**Extracted data entries:**
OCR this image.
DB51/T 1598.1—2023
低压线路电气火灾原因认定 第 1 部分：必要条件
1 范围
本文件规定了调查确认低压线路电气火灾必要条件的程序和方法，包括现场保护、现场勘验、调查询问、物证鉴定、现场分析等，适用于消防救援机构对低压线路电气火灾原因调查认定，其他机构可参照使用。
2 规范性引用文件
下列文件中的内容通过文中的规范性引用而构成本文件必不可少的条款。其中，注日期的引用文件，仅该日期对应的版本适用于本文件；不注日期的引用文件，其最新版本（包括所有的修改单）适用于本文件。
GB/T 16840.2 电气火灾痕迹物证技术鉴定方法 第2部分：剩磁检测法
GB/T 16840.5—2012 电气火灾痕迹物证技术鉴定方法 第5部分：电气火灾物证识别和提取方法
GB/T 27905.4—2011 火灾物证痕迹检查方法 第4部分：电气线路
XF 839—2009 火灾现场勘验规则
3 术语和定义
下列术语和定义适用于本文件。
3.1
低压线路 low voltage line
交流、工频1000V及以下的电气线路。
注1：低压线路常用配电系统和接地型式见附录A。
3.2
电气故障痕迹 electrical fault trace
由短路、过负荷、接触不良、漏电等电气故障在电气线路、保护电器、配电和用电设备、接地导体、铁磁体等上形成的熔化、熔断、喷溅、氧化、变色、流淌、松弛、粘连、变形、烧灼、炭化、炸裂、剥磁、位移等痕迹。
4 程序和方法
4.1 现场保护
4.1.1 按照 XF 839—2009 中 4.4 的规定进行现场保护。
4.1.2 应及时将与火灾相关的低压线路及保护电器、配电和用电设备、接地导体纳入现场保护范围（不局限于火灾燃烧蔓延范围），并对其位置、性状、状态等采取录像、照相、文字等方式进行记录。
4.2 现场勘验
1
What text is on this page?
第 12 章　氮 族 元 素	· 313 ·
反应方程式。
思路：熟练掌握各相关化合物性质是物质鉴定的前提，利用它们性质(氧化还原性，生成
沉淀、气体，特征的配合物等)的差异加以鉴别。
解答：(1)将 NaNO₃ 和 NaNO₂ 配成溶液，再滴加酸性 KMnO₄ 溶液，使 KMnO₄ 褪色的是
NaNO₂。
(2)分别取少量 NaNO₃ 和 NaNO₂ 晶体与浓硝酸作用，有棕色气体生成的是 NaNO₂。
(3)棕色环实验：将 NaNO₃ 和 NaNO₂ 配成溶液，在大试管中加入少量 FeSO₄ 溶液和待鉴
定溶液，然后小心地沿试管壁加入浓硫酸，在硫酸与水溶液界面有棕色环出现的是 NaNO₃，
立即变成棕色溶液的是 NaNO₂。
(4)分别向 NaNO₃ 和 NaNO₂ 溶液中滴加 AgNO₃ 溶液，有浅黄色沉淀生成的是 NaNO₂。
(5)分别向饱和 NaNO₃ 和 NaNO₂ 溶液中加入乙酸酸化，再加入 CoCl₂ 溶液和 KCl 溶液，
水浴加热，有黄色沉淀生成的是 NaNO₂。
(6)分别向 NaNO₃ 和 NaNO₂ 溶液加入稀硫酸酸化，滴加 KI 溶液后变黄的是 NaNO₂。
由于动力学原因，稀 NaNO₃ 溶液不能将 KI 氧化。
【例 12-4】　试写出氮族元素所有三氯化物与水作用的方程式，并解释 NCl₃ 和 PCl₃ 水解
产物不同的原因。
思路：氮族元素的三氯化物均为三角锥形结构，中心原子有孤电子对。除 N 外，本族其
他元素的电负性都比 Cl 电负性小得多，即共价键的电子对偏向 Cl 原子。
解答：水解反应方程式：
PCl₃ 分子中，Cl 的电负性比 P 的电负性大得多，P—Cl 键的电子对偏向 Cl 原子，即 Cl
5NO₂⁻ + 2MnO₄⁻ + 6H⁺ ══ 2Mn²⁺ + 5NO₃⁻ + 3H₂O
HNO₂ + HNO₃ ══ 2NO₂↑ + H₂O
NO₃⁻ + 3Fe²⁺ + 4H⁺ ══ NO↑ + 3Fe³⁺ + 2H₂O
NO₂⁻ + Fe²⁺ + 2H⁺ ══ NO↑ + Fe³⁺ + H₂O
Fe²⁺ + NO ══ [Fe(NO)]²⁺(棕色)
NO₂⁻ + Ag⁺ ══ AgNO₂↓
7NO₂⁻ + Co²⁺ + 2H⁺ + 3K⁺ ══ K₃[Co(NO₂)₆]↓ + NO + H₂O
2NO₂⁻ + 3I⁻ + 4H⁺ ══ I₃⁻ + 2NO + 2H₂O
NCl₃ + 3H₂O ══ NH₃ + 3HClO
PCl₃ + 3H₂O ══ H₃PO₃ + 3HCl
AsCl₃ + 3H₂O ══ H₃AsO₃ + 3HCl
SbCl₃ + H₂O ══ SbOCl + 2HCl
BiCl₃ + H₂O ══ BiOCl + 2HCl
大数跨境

**Exercise description:**
Take every line from the data that contains the word "电气火灾痕迹物证技术鉴定方法".

**Task answer:**
GB/T 16840.2 电气火灾痕迹物证技术鉴定方法 第2部分：剩磁检测法
GB/T 16840.5—2012 电气火灾痕迹物证技术鉴定方法 第5部分：电气火灾物证识别和提取方法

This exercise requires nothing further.